- Required task
Write the records out again exactly, leaving no images in.
::: Dataset :::
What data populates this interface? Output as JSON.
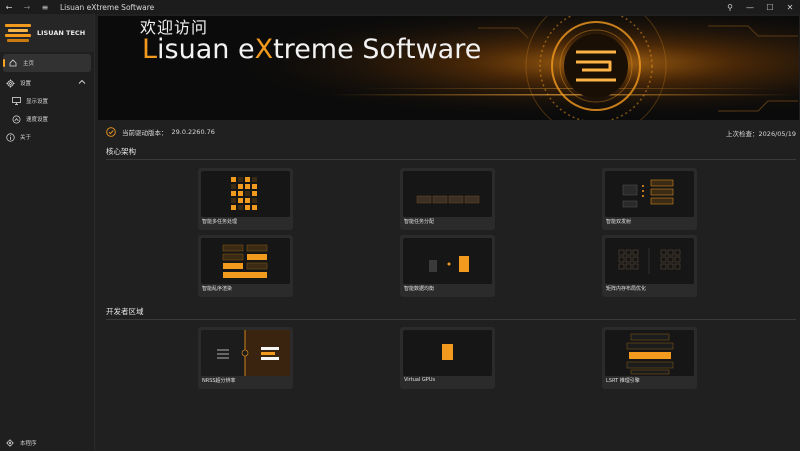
{
  "window": {
    "title": "Lisuan eXtreme Software",
    "back_icon": "back-arrow-icon",
    "forward_icon": "forward-arrow-icon",
    "menu_icon": "hamburger-icon"
  },
  "brand": {
    "name": "LISUAN TECH"
  },
  "sidebar": {
    "items": [
      {
        "label": "主页",
        "icon": "home-icon",
        "active": true
      },
      {
        "label": "设置",
        "icon": "gear-icon",
        "expanded": true
      },
      {
        "label": "显示设置",
        "icon": "monitor-icon",
        "sub": true
      },
      {
        "label": "速度设置",
        "icon": "speedometer-icon",
        "sub": true
      },
      {
        "label": "关于",
        "icon": "info-icon"
      }
    ],
    "bottom": {
      "label": "本程序",
      "icon": "gear-icon"
    }
  },
  "hero": {
    "welcome": "欢迎访问",
    "title_prefix": "L",
    "title_mid1": "isuan e",
    "title_accent": "X",
    "title_rest": "treme Software"
  },
  "status": {
    "driver_label": "当前驱动版本：",
    "driver_version": "29.0.2260.76",
    "last_check_label": "上次检查：",
    "last_check_date": "2026/05/19"
  },
  "sections": {
    "core": {
      "title": "核心架构",
      "cards": [
        {
          "caption": "智能多任务处理"
        },
        {
          "caption": "智能任务分配"
        },
        {
          "caption": "智能双发射"
        },
        {
          "caption": "智能乱序渲染"
        },
        {
          "caption": "智能数据均衡"
        },
        {
          "caption": "矩阵内存布局优化"
        }
      ]
    },
    "dev": {
      "title": "开发者区域",
      "cards": [
        {
          "caption": "NRSS超分辨率"
        },
        {
          "caption": "Virtual GPUs"
        },
        {
          "caption": "LSRT 推理引擎"
        }
      ]
    }
  },
  "colors": {
    "accent": "#f29a1e",
    "background": "#202020",
    "card": "#2b2b2b"
  }
}
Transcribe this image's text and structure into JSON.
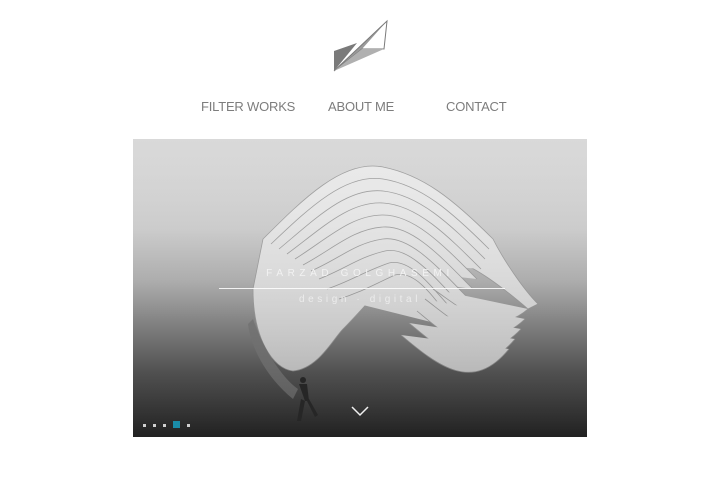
{
  "logo": {
    "icon": "triangle-logo-icon"
  },
  "nav": {
    "items": [
      {
        "label": "FILTER WORKS"
      },
      {
        "label": "ABOUT ME"
      },
      {
        "label": "CONTACT"
      }
    ]
  },
  "hero": {
    "title": "FARZAD GOLGHASEMI",
    "subtitle": "design · digital",
    "scroll_icon": "chevron-down-icon",
    "slides_total": 5,
    "active_slide": 4
  },
  "colors": {
    "accent": "#1a8ca8",
    "nav_text": "#7d7d7d",
    "logo_gray": "#8f8f8f"
  }
}
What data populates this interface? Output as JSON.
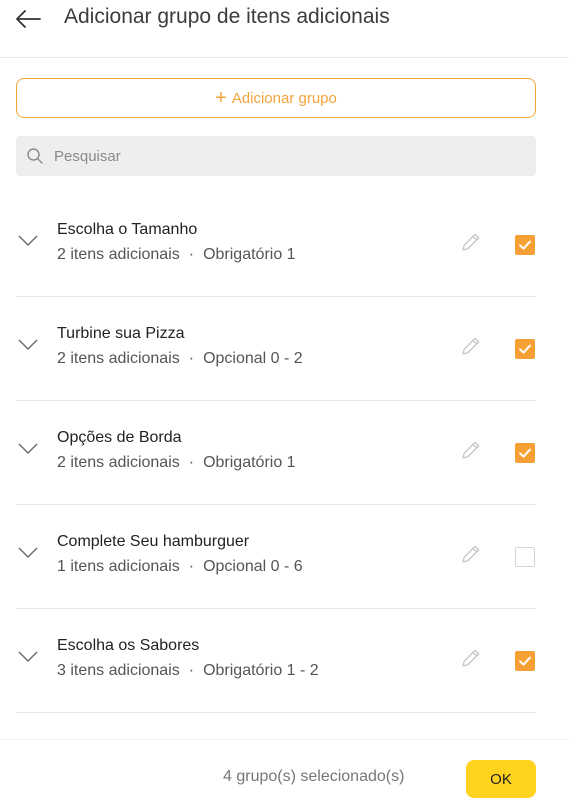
{
  "header": {
    "title": "Adicionar grupo de itens adicionais"
  },
  "add_group": {
    "label": "Adicionar grupo"
  },
  "search": {
    "placeholder": "Pesquisar",
    "value": ""
  },
  "groups": [
    {
      "title": "Escolha o Tamanho",
      "items": "2 itens adicionais",
      "separator": "·",
      "rule": "Obrigatório 1",
      "checked": true
    },
    {
      "title": "Turbine sua Pizza",
      "items": "2 itens adicionais",
      "separator": "·",
      "rule": "Opcional 0 - 2",
      "checked": true
    },
    {
      "title": "Opções de Borda",
      "items": "2 itens adicionais",
      "separator": "·",
      "rule": "Obrigatório 1",
      "checked": true
    },
    {
      "title": "Complete Seu hamburguer",
      "items": "1 itens adicionais",
      "separator": "·",
      "rule": "Opcional 0 - 6",
      "checked": false
    },
    {
      "title": "Escolha os Sabores",
      "items": "3 itens adicionais",
      "separator": "·",
      "rule": "Obrigatório 1 - 2",
      "checked": true
    }
  ],
  "footer": {
    "count_label": "4 grupo(s) selecionado(s)",
    "ok_label": "OK"
  },
  "colors": {
    "accent": "#f6a033",
    "ok_button": "#ffd21f"
  },
  "icons": {
    "back": "arrow-left-icon",
    "add": "plus-icon",
    "search": "search-icon",
    "expand": "chevron-down-icon",
    "edit": "pencil-icon",
    "check": "check-icon"
  }
}
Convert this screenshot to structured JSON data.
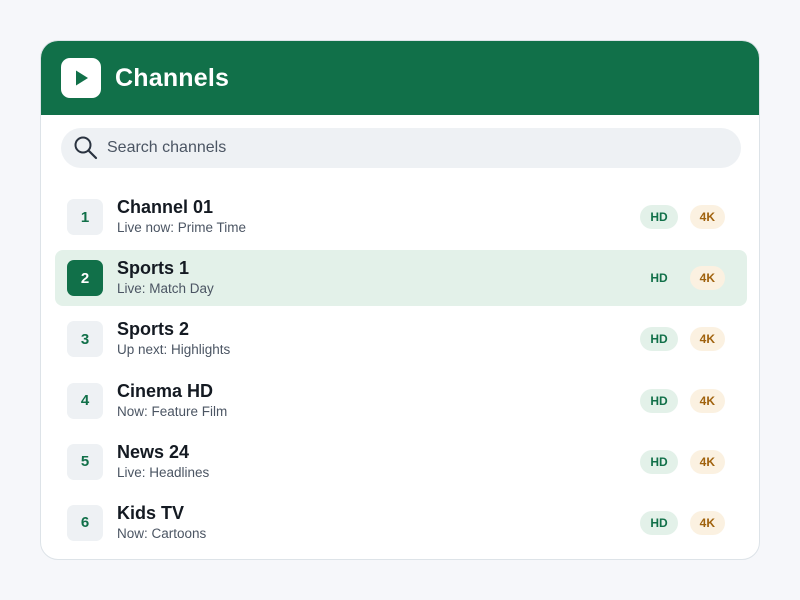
{
  "header": {
    "title": "Channels",
    "logo_icon": "play-icon"
  },
  "search": {
    "placeholder": "Search channels",
    "value": "",
    "icon": "search-icon"
  },
  "colors": {
    "brand": "#117049",
    "selected_row": "#e3f1e9",
    "hd_badge_text": "#117049",
    "k4_badge_text": "#a0620d"
  },
  "channels": [
    {
      "number": "1",
      "name": "Channel 01",
      "subtitle": "Live now: Prime Time",
      "badges": [
        "HD",
        "4K"
      ],
      "selected": false
    },
    {
      "number": "2",
      "name": "Sports 1",
      "subtitle": "Live: Match Day",
      "badges": [
        "HD",
        "4K"
      ],
      "selected": true
    },
    {
      "number": "3",
      "name": "Sports 2",
      "subtitle": "Up next: Highlights",
      "badges": [
        "HD",
        "4K"
      ],
      "selected": false
    },
    {
      "number": "4",
      "name": "Cinema HD",
      "subtitle": "Now: Feature Film",
      "badges": [
        "HD",
        "4K"
      ],
      "selected": false
    },
    {
      "number": "5",
      "name": "News 24",
      "subtitle": "Live: Headlines",
      "badges": [
        "HD",
        "4K"
      ],
      "selected": false
    },
    {
      "number": "6",
      "name": "Kids TV",
      "subtitle": "Now: Cartoons",
      "badges": [
        "HD",
        "4K"
      ],
      "selected": false
    }
  ]
}
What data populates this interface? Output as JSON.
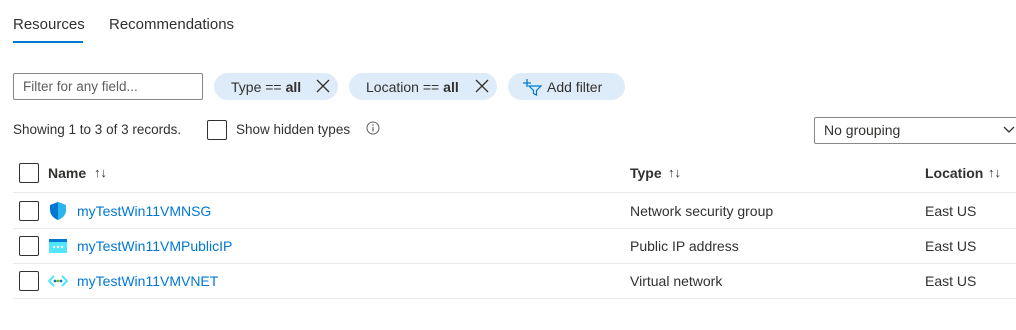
{
  "tabs": [
    {
      "label": "Resources",
      "active": true
    },
    {
      "label": "Recommendations",
      "active": false
    }
  ],
  "filters": {
    "placeholder": "Filter for any field...",
    "pills": [
      {
        "key": "Type ==",
        "value": "all"
      },
      {
        "key": "Location ==",
        "value": "all"
      }
    ],
    "add_filter_label": "Add filter"
  },
  "records_text": "Showing 1 to 3 of 3 records.",
  "show_hidden_label": "Show hidden types",
  "grouping": {
    "selected": "No grouping"
  },
  "table": {
    "columns": [
      "Name",
      "Type",
      "Location"
    ],
    "sort_name": "↑↓",
    "sort_type": "↑↓",
    "sort_location": "↑↓",
    "rows": [
      {
        "name": "myTestWin11VMNSG",
        "type": "Network security group",
        "location": "East US",
        "icon": "shield-icon"
      },
      {
        "name": "myTestWin11VMPublicIP",
        "type": "Public IP address",
        "location": "East US",
        "icon": "public-ip-icon"
      },
      {
        "name": "myTestWin11VMVNET",
        "type": "Virtual network",
        "location": "East US",
        "icon": "vnet-icon"
      }
    ]
  },
  "colors": {
    "accent": "#0078d4",
    "pill_bg": "#deecf9",
    "border": "#8a8886"
  }
}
:::
- The result
What data populates this interface? Output as JSON.
{
  "window": {
    "title": "Lisuan eXtreme Software",
    "back_icon": "back-arrow-icon",
    "forward_icon": "forward-arrow-icon",
    "menu_icon": "hamburger-icon"
  },
  "brand": {
    "name": "LISUAN TECH"
  },
  "sidebar": {
    "items": [
      {
        "label": "主页",
        "icon": "home-icon",
        "active": true
      },
      {
        "label": "设置",
        "icon": "gear-icon",
        "expanded": true
      },
      {
        "label": "显示设置",
        "icon": "monitor-icon",
        "sub": true
      },
      {
        "label": "速度设置",
        "icon": "speedometer-icon",
        "sub": true
      },
      {
        "label": "关于",
        "icon": "info-icon"
      }
    ],
    "bottom": {
      "label": "本程序",
      "icon": "gear-icon"
    }
  },
  "hero": {
    "welcome": "欢迎访问",
    "title_prefix": "L",
    "title_mid1": "isuan e",
    "title_accent": "X",
    "title_rest": "treme Software"
  },
  "status": {
    "driver_label": "当前驱动版本：",
    "driver_version": "29.0.2260.76",
    "last_check_label": "上次检查：",
    "last_check_date": "2026/05/19"
  },
  "sections": {
    "core": {
      "title": "核心架构",
      "cards": [
        {
          "caption": "智能多任务处理"
        },
        {
          "caption": "智能任务分配"
        },
        {
          "caption": "智能双发射"
        },
        {
          "caption": "智能乱序渲染"
        },
        {
          "caption": "智能数据均衡"
        },
        {
          "caption": "矩阵内存布局优化"
        }
      ]
    },
    "dev": {
      "title": "开发者区域",
      "cards": [
        {
          "caption": "NRSS超分辨率"
        },
        {
          "caption": "Virtual GPUs"
        },
        {
          "caption": "LSRT 推理引擎"
        }
      ]
    }
  },
  "colors": {
    "accent": "#f29a1e",
    "background": "#202020",
    "card": "#2b2b2b"
  }
}
Transcribe this image's text and structure into JSON.
{
  "logo": {
    "icon": "triangle-logo-icon"
  },
  "nav": {
    "items": [
      {
        "label": "FILTER WORKS"
      },
      {
        "label": "ABOUT ME"
      },
      {
        "label": "CONTACT"
      }
    ]
  },
  "hero": {
    "title": "FARZAD GOLGHASEMI",
    "subtitle": "design · digital",
    "scroll_icon": "chevron-down-icon",
    "slides_total": 5,
    "active_slide": 4
  },
  "colors": {
    "accent": "#1a8ca8",
    "nav_text": "#7d7d7d",
    "logo_gray": "#8f8f8f"
  }
}
What data populates this interface? Output as JSON.
{
  "header": {
    "title": "Adicionar grupo de itens adicionais"
  },
  "add_group": {
    "label": "Adicionar grupo"
  },
  "search": {
    "placeholder": "Pesquisar",
    "value": ""
  },
  "groups": [
    {
      "title": "Escolha o Tamanho",
      "items": "2 itens adicionais",
      "separator": "·",
      "rule": "Obrigatório 1",
      "checked": true
    },
    {
      "title": "Turbine sua Pizza",
      "items": "2 itens adicionais",
      "separator": "·",
      "rule": "Opcional 0 - 2",
      "checked": true
    },
    {
      "title": "Opções de Borda",
      "items": "2 itens adicionais",
      "separator": "·",
      "rule": "Obrigatório 1",
      "checked": true
    },
    {
      "title": "Complete Seu hamburguer",
      "items": "1 itens adicionais",
      "separator": "·",
      "rule": "Opcional 0 - 6",
      "checked": false
    },
    {
      "title": "Escolha os Sabores",
      "items": "3 itens adicionais",
      "separator": "·",
      "rule": "Obrigatório 1 - 2",
      "checked": true
    }
  ],
  "footer": {
    "count_label": "4 grupo(s) selecionado(s)",
    "ok_label": "OK"
  },
  "colors": {
    "accent": "#f6a033",
    "ok_button": "#ffd21f"
  },
  "icons": {
    "back": "arrow-left-icon",
    "add": "plus-icon",
    "search": "search-icon",
    "expand": "chevron-down-icon",
    "edit": "pencil-icon",
    "check": "check-icon"
  }
}
Convert this screenshot to structured JSON data.
{
  "header": {
    "title": "Channels",
    "logo_icon": "play-icon"
  },
  "search": {
    "placeholder": "Search channels",
    "value": "",
    "icon": "search-icon"
  },
  "colors": {
    "brand": "#117049",
    "selected_row": "#e3f1e9",
    "hd_badge_text": "#117049",
    "k4_badge_text": "#a0620d"
  },
  "channels": [
    {
      "number": "1",
      "name": "Channel 01",
      "subtitle": "Live now: Prime Time",
      "badges": [
        "HD",
        "4K"
      ],
      "selected": false
    },
    {
      "number": "2",
      "name": "Sports 1",
      "subtitle": "Live: Match Day",
      "badges": [
        "HD",
        "4K"
      ],
      "selected": true
    },
    {
      "number": "3",
      "name": "Sports 2",
      "subtitle": "Up next: Highlights",
      "badges": [
        "HD",
        "4K"
      ],
      "selected": false
    },
    {
      "number": "4",
      "name": "Cinema HD",
      "subtitle": "Now: Feature Film",
      "badges": [
        "HD",
        "4K"
      ],
      "selected": false
    },
    {
      "number": "5",
      "name": "News 24",
      "subtitle": "Live: Headlines",
      "badges": [
        "HD",
        "4K"
      ],
      "selected": false
    },
    {
      "number": "6",
      "name": "Kids TV",
      "subtitle": "Now: Cartoons",
      "badges": [
        "HD",
        "4K"
      ],
      "selected": false
    }
  ]
}
What data populates this interface? Output as JSON.
{
  "tabs": [
    {
      "label": "Resources",
      "active": true
    },
    {
      "label": "Recommendations",
      "active": false
    }
  ],
  "filters": {
    "placeholder": "Filter for any field...",
    "pills": [
      {
        "key": "Type ==",
        "value": "all"
      },
      {
        "key": "Location ==",
        "value": "all"
      }
    ],
    "add_filter_label": "Add filter"
  },
  "records_text": "Showing 1 to 3 of 3 records.",
  "show_hidden_label": "Show hidden types",
  "grouping": {
    "selected": "No grouping"
  },
  "table": {
    "columns": [
      "Name",
      "Type",
      "Location"
    ],
    "sort_name": "↑↓",
    "sort_type": "↑↓",
    "sort_location": "↑↓",
    "rows": [
      {
        "name": "myTestWin11VMNSG",
        "type": "Network security group",
        "location": "East US",
        "icon": "shield-icon"
      },
      {
        "name": "myTestWin11VMPublicIP",
        "type": "Public IP address",
        "location": "East US",
        "icon": "public-ip-icon"
      },
      {
        "name": "myTestWin11VMVNET",
        "type": "Virtual network",
        "location": "East US",
        "icon": "vnet-icon"
      }
    ]
  },
  "colors": {
    "accent": "#0078d4",
    "pill_bg": "#deecf9",
    "border": "#8a8886"
  }
}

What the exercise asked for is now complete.